> **Voci di dati archiviate**
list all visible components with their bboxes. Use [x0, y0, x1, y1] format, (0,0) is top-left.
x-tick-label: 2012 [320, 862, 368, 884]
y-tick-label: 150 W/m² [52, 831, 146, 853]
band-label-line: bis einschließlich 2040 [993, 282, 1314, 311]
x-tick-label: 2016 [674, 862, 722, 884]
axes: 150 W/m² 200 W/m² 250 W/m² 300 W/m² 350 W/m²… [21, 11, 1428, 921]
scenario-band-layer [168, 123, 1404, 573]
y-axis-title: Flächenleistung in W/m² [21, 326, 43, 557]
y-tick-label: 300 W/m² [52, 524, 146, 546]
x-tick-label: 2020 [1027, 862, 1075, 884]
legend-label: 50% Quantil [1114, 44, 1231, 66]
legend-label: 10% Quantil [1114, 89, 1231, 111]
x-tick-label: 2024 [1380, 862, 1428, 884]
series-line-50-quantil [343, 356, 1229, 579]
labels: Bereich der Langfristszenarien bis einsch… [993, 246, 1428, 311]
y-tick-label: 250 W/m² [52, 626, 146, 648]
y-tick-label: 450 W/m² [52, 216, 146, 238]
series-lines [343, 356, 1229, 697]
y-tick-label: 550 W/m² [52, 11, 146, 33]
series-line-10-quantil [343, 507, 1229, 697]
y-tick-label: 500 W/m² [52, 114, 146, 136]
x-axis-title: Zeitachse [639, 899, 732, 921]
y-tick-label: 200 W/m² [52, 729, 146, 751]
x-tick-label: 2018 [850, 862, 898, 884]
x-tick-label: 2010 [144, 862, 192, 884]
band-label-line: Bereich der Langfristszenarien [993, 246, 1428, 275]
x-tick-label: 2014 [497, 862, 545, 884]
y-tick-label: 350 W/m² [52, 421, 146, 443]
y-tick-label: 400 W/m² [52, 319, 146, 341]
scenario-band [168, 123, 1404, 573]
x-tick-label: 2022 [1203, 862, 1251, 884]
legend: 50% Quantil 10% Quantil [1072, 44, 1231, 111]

> **ESERCIZIO PROPOSTO**
Ricopia tutte le voci riportate sopra, riga per riga, senza cambiare nulla.

> **SOLUZIONE DELL'ESERCIZIO**
list all visible components with their bboxes. Use [x0, y0, x1, y1] format, (0,0) is top-left.
x-tick-label: 2012 [320, 862, 368, 884]
y-tick-label: 150 W/m² [52, 831, 146, 853]
band-label-line: bis einschließlich 2040 [993, 282, 1314, 311]
x-tick-label: 2016 [674, 862, 722, 884]
axes: 150 W/m² 200 W/m² 250 W/m² 300 W/m² 350 W/m²… [21, 11, 1428, 921]
scenario-band-layer [168, 123, 1404, 573]
y-axis-title: Flächenleistung in W/m² [21, 326, 43, 557]
y-tick-label: 300 W/m² [52, 524, 146, 546]
x-tick-label: 2020 [1027, 862, 1075, 884]
legend-label: 50% Quantil [1114, 44, 1231, 66]
legend-label: 10% Quantil [1114, 89, 1231, 111]
x-tick-label: 2024 [1380, 862, 1428, 884]
series-line-50-quantil [343, 356, 1229, 579]
labels: Bereich der Langfristszenarien bis einsch… [993, 246, 1428, 311]
y-tick-label: 250 W/m² [52, 626, 146, 648]
y-tick-label: 450 W/m² [52, 216, 146, 238]
series-lines [343, 356, 1229, 697]
y-tick-label: 550 W/m² [52, 11, 146, 33]
series-line-10-quantil [343, 507, 1229, 697]
y-tick-label: 500 W/m² [52, 114, 146, 136]
x-axis-title: Zeitachse [639, 899, 732, 921]
y-tick-label: 200 W/m² [52, 729, 146, 751]
x-tick-label: 2018 [850, 862, 898, 884]
x-tick-label: 2010 [144, 862, 192, 884]
band-label-line: Bereich der Langfristszenarien [993, 246, 1428, 275]
x-tick-label: 2014 [497, 862, 545, 884]
y-tick-label: 350 W/m² [52, 421, 146, 443]
y-tick-label: 400 W/m² [52, 319, 146, 341]
scenario-band [168, 123, 1404, 573]
x-tick-label: 2022 [1203, 862, 1251, 884]
legend: 50% Quantil 10% Quantil [1072, 44, 1231, 111]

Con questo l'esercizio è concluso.